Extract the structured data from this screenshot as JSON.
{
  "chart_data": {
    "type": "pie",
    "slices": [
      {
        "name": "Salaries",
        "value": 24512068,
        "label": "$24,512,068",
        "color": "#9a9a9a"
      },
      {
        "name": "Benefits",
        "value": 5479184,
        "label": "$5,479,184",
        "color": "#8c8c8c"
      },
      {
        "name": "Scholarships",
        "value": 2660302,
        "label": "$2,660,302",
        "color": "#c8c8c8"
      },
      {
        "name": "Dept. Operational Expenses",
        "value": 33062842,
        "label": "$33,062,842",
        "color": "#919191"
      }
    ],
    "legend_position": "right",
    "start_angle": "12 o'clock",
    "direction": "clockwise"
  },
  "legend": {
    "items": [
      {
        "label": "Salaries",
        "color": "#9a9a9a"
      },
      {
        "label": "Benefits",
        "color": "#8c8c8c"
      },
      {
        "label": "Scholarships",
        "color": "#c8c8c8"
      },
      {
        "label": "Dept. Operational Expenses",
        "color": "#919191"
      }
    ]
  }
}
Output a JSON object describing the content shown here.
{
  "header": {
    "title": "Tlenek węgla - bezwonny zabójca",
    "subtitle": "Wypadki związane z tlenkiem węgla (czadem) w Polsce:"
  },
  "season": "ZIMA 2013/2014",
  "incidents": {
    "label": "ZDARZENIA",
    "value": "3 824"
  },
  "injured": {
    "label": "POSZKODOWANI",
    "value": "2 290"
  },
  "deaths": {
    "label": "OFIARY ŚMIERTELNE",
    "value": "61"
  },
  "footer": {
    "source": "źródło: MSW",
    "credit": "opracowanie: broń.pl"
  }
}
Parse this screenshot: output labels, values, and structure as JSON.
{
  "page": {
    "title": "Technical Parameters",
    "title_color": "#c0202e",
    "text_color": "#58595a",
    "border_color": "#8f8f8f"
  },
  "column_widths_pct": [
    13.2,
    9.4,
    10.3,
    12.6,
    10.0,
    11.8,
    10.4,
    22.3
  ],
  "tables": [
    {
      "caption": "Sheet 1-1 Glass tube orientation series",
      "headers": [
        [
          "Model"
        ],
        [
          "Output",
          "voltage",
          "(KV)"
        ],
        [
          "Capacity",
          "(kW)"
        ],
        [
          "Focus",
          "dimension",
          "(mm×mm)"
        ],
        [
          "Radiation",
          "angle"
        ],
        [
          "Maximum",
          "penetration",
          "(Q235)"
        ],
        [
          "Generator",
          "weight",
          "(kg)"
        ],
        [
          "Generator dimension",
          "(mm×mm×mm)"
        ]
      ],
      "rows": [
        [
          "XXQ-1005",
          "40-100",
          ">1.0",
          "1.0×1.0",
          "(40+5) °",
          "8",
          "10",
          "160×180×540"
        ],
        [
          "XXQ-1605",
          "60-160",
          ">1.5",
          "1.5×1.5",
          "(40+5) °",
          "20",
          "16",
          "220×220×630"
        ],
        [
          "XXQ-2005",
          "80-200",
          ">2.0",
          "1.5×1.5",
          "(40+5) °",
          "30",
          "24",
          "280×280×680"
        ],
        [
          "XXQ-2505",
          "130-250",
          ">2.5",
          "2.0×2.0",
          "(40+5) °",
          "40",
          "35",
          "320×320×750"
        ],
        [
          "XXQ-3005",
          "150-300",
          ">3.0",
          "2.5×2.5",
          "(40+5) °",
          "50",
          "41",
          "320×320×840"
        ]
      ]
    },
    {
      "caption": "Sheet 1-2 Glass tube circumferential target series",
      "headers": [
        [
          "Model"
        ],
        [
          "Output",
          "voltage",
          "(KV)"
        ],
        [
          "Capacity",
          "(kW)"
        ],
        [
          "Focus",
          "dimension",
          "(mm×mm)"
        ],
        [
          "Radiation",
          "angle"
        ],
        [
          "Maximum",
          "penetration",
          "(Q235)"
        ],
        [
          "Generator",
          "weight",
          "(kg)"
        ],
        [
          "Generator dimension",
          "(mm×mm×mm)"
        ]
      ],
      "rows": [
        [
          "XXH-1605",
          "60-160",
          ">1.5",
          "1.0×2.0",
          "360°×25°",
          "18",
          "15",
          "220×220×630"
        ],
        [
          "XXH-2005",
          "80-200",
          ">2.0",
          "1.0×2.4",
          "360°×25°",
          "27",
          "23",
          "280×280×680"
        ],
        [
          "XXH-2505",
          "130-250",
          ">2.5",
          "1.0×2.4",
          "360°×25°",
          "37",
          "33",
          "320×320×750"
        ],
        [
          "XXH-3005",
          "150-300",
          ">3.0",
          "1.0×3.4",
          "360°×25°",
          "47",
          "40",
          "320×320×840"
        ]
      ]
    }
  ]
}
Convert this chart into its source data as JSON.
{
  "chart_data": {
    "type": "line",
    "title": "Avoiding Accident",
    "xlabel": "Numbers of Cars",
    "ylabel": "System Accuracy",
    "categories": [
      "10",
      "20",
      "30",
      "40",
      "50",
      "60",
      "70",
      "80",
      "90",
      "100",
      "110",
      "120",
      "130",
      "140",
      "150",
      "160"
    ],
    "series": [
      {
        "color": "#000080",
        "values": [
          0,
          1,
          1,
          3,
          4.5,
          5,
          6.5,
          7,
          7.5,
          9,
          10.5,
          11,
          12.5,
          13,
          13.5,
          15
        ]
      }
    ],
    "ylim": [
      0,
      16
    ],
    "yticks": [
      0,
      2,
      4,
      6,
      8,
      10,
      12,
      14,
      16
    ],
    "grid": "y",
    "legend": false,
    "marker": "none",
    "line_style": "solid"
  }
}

▸ **Your goal**: Reproduce the full listing above, character for character.

▸ **Task answer**:
Extract the structured data from this screenshot as JSON.
{
  "chart_data": {
    "type": "pie",
    "slices": [
      {
        "name": "Salaries",
        "value": 24512068,
        "label": "$24,512,068",
        "color": "#9a9a9a"
      },
      {
        "name": "Benefits",
        "value": 5479184,
        "label": "$5,479,184",
        "color": "#8c8c8c"
      },
      {
        "name": "Scholarships",
        "value": 2660302,
        "label": "$2,660,302",
        "color": "#c8c8c8"
      },
      {
        "name": "Dept. Operational Expenses",
        "value": 33062842,
        "label": "$33,062,842",
        "color": "#919191"
      }
    ],
    "legend_position": "right",
    "start_angle": "12 o'clock",
    "direction": "clockwise"
  },
  "legend": {
    "items": [
      {
        "label": "Salaries",
        "color": "#9a9a9a"
      },
      {
        "label": "Benefits",
        "color": "#8c8c8c"
      },
      {
        "label": "Scholarships",
        "color": "#c8c8c8"
      },
      {
        "label": "Dept. Operational Expenses",
        "color": "#919191"
      }
    ]
  }
}
Output a JSON object describing the content shown here.
{
  "header": {
    "title": "Tlenek węgla - bezwonny zabójca",
    "subtitle": "Wypadki związane z tlenkiem węgla (czadem) w Polsce:"
  },
  "season": "ZIMA 2013/2014",
  "incidents": {
    "label": "ZDARZENIA",
    "value": "3 824"
  },
  "injured": {
    "label": "POSZKODOWANI",
    "value": "2 290"
  },
  "deaths": {
    "label": "OFIARY ŚMIERTELNE",
    "value": "61"
  },
  "footer": {
    "source": "źródło: MSW",
    "credit": "opracowanie: broń.pl"
  }
}
Parse this screenshot: output labels, values, and structure as JSON.
{
  "page": {
    "title": "Technical Parameters",
    "title_color": "#c0202e",
    "text_color": "#58595a",
    "border_color": "#8f8f8f"
  },
  "column_widths_pct": [
    13.2,
    9.4,
    10.3,
    12.6,
    10.0,
    11.8,
    10.4,
    22.3
  ],
  "tables": [
    {
      "caption": "Sheet 1-1 Glass tube orientation series",
      "headers": [
        [
          "Model"
        ],
        [
          "Output",
          "voltage",
          "(KV)"
        ],
        [
          "Capacity",
          "(kW)"
        ],
        [
          "Focus",
          "dimension",
          "(mm×mm)"
        ],
        [
          "Radiation",
          "angle"
        ],
        [
          "Maximum",
          "penetration",
          "(Q235)"
        ],
        [
          "Generator",
          "weight",
          "(kg)"
        ],
        [
          "Generator dimension",
          "(mm×mm×mm)"
        ]
      ],
      "rows": [
        [
          "XXQ-1005",
          "40-100",
          ">1.0",
          "1.0×1.0",
          "(40+5) °",
          "8",
          "10",
          "160×180×540"
        ],
        [
          "XXQ-1605",
          "60-160",
          ">1.5",
          "1.5×1.5",
          "(40+5) °",
          "20",
          "16",
          "220×220×630"
        ],
        [
          "XXQ-2005",
          "80-200",
          ">2.0",
          "1.5×1.5",
          "(40+5) °",
          "30",
          "24",
          "280×280×680"
        ],
        [
          "XXQ-2505",
          "130-250",
          ">2.5",
          "2.0×2.0",
          "(40+5) °",
          "40",
          "35",
          "320×320×750"
        ],
        [
          "XXQ-3005",
          "150-300",
          ">3.0",
          "2.5×2.5",
          "(40+5) °",
          "50",
          "41",
          "320×320×840"
        ]
      ]
    },
    {
      "caption": "Sheet 1-2 Glass tube circumferential target series",
      "headers": [
        [
          "Model"
        ],
        [
          "Output",
          "voltage",
          "(KV)"
        ],
        [
          "Capacity",
          "(kW)"
        ],
        [
          "Focus",
          "dimension",
          "(mm×mm)"
        ],
        [
          "Radiation",
          "angle"
        ],
        [
          "Maximum",
          "penetration",
          "(Q235)"
        ],
        [
          "Generator",
          "weight",
          "(kg)"
        ],
        [
          "Generator dimension",
          "(mm×mm×mm)"
        ]
      ],
      "rows": [
        [
          "XXH-1605",
          "60-160",
          ">1.5",
          "1.0×2.0",
          "360°×25°",
          "18",
          "15",
          "220×220×630"
        ],
        [
          "XXH-2005",
          "80-200",
          ">2.0",
          "1.0×2.4",
          "360°×25°",
          "27",
          "23",
          "280×280×680"
        ],
        [
          "XXH-2505",
          "130-250",
          ">2.5",
          "1.0×2.4",
          "360°×25°",
          "37",
          "33",
          "320×320×750"
        ],
        [
          "XXH-3005",
          "150-300",
          ">3.0",
          "1.0×3.4",
          "360°×25°",
          "47",
          "40",
          "320×320×840"
        ]
      ]
    }
  ]
}
Convert this chart into its source data as JSON.
{
  "chart_data": {
    "type": "line",
    "title": "Avoiding Accident",
    "xlabel": "Numbers of Cars",
    "ylabel": "System Accuracy",
    "categories": [
      "10",
      "20",
      "30",
      "40",
      "50",
      "60",
      "70",
      "80",
      "90",
      "100",
      "110",
      "120",
      "130",
      "140",
      "150",
      "160"
    ],
    "series": [
      {
        "color": "#000080",
        "values": [
          0,
          1,
          1,
          3,
          4.5,
          5,
          6.5,
          7,
          7.5,
          9,
          10.5,
          11,
          12.5,
          13,
          13.5,
          15
        ]
      }
    ],
    "ylim": [
      0,
      16
    ],
    "yticks": [
      0,
      2,
      4,
      6,
      8,
      10,
      12,
      14,
      16
    ],
    "grid": "y",
    "legend": false,
    "marker": "none",
    "line_style": "solid"
  }
}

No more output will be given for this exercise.